- _WHAT YOU NEED TO DO_
Return a copy of each line that holds the string "Kreditoren".

- _DATA PROVIDED_
"""

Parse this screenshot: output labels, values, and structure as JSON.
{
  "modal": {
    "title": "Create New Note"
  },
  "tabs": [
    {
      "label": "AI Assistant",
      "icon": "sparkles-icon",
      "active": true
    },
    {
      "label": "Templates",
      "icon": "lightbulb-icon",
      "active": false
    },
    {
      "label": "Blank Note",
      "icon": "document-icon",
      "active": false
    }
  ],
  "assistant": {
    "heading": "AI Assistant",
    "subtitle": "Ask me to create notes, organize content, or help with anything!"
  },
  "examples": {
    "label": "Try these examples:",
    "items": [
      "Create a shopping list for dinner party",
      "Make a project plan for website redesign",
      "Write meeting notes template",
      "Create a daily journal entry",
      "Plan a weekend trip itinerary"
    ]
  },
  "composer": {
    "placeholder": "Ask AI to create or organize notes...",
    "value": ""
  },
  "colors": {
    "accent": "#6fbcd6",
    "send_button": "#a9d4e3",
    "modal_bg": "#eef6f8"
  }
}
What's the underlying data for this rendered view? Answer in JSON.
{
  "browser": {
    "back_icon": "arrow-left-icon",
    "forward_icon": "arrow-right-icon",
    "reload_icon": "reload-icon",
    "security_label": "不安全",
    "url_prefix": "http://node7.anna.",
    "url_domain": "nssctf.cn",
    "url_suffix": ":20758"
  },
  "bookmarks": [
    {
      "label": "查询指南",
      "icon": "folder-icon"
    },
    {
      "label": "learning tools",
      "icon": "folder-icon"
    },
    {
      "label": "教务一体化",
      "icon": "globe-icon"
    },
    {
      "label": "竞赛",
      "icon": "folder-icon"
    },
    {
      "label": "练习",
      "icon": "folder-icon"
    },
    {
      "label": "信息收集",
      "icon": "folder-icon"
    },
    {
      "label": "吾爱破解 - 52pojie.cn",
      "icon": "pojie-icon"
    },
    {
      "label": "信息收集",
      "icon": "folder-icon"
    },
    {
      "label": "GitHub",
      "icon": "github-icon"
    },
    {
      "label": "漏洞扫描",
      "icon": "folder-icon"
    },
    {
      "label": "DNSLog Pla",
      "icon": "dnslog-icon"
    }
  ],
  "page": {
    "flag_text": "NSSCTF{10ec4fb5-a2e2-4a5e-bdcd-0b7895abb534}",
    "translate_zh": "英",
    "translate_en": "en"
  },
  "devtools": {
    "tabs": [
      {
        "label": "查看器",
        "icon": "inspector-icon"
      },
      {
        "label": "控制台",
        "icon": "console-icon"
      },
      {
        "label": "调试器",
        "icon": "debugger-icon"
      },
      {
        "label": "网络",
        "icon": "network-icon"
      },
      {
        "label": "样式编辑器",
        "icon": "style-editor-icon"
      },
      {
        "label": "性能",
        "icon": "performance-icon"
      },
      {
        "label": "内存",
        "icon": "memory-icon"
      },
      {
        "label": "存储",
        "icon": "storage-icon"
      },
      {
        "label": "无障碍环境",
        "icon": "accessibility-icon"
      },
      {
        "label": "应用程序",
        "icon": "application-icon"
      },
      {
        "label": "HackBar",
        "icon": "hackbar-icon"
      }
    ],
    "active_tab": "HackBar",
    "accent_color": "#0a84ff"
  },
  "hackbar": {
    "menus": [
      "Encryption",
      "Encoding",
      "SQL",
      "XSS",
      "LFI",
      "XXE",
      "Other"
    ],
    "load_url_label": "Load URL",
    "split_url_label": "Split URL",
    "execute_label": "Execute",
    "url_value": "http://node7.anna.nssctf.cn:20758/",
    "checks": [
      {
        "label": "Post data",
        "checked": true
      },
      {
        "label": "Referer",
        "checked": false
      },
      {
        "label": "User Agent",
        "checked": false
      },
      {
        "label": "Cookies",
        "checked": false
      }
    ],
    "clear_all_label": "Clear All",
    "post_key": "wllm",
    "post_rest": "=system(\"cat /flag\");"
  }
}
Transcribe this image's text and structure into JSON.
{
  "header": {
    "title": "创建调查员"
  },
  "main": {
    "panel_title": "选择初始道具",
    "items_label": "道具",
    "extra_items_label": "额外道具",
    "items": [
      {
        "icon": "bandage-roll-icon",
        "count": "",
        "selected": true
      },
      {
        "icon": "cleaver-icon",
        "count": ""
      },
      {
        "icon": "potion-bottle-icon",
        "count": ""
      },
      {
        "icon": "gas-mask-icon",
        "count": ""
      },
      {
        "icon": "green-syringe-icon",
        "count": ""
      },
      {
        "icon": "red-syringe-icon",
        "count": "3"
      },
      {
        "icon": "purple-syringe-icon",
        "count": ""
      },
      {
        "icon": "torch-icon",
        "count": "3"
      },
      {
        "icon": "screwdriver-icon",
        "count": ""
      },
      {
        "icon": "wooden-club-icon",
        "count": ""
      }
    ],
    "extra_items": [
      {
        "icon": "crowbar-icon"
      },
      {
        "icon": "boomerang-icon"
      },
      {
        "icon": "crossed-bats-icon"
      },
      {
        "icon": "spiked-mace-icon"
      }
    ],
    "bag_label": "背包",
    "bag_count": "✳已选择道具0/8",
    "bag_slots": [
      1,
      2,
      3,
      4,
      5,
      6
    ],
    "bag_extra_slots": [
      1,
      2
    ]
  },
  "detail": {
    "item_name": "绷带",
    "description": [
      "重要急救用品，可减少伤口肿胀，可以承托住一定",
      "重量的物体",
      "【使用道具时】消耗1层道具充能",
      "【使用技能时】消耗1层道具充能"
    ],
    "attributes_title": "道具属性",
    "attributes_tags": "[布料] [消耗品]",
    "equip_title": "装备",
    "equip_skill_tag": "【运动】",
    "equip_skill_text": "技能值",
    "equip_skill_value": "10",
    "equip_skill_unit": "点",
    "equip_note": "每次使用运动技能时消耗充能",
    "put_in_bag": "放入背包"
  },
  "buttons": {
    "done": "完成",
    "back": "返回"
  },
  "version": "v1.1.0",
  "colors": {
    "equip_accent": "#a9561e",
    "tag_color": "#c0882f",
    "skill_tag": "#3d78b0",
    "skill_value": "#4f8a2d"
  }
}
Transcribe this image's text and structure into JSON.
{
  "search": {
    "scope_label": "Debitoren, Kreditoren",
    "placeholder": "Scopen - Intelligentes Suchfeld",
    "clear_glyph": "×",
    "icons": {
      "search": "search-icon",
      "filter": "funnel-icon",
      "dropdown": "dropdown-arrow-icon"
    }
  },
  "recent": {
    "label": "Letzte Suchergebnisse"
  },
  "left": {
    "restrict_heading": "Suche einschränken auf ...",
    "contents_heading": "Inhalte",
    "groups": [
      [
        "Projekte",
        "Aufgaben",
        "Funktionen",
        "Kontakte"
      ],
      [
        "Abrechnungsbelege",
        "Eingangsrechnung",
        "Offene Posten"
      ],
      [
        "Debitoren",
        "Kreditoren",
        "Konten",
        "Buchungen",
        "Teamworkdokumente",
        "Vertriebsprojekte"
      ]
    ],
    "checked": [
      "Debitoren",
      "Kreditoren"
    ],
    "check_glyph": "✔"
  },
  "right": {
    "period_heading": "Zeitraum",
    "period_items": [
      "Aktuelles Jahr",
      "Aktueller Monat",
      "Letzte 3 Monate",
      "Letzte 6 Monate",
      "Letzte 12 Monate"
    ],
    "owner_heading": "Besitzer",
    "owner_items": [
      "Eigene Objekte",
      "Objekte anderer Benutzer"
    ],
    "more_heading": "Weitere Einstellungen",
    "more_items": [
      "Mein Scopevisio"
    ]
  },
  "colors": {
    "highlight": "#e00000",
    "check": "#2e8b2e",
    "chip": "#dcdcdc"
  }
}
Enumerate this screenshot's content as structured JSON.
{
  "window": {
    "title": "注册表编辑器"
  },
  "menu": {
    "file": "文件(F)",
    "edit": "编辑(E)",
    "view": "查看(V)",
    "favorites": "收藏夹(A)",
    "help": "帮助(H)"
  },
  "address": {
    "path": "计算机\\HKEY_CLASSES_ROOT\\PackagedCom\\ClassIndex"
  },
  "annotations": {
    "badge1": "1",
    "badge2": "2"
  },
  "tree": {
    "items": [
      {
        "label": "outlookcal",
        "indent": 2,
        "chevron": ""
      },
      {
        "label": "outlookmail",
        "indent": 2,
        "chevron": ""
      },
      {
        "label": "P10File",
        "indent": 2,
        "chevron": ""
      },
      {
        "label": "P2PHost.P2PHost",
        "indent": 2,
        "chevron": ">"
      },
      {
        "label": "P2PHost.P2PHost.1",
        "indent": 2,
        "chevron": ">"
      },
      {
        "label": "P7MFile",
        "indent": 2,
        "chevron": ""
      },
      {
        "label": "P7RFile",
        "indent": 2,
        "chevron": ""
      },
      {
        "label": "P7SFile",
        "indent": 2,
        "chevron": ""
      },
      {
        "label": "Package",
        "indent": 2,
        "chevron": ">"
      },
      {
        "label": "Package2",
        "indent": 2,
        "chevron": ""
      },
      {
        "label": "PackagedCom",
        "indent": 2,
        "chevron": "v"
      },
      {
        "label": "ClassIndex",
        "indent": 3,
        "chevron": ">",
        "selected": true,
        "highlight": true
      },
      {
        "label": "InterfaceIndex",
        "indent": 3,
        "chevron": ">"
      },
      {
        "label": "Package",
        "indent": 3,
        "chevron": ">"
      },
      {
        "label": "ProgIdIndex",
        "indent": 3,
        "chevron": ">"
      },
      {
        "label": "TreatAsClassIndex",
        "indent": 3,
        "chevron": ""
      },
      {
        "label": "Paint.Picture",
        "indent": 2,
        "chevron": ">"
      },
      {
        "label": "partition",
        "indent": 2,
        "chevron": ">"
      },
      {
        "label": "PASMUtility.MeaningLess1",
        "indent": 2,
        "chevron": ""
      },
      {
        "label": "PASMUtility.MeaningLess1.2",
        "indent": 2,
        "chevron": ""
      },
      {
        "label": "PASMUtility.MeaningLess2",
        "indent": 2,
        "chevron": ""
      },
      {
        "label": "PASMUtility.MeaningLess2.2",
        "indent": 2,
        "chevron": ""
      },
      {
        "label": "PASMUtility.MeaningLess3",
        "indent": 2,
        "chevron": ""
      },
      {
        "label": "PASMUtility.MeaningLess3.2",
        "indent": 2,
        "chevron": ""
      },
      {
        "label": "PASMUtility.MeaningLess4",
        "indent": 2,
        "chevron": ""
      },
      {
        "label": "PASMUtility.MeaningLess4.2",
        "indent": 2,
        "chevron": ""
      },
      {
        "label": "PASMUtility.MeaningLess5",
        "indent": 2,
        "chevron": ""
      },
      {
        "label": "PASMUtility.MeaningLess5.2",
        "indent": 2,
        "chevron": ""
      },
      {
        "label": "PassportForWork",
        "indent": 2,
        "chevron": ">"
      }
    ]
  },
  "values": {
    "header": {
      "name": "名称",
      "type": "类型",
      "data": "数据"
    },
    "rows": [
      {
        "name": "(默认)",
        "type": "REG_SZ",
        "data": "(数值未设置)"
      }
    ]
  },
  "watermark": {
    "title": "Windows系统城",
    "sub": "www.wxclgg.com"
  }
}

"""

- _TASK RESULT_
    "scope_label": "Debitoren, Kreditoren",
        "Kreditoren",
      "Kreditoren"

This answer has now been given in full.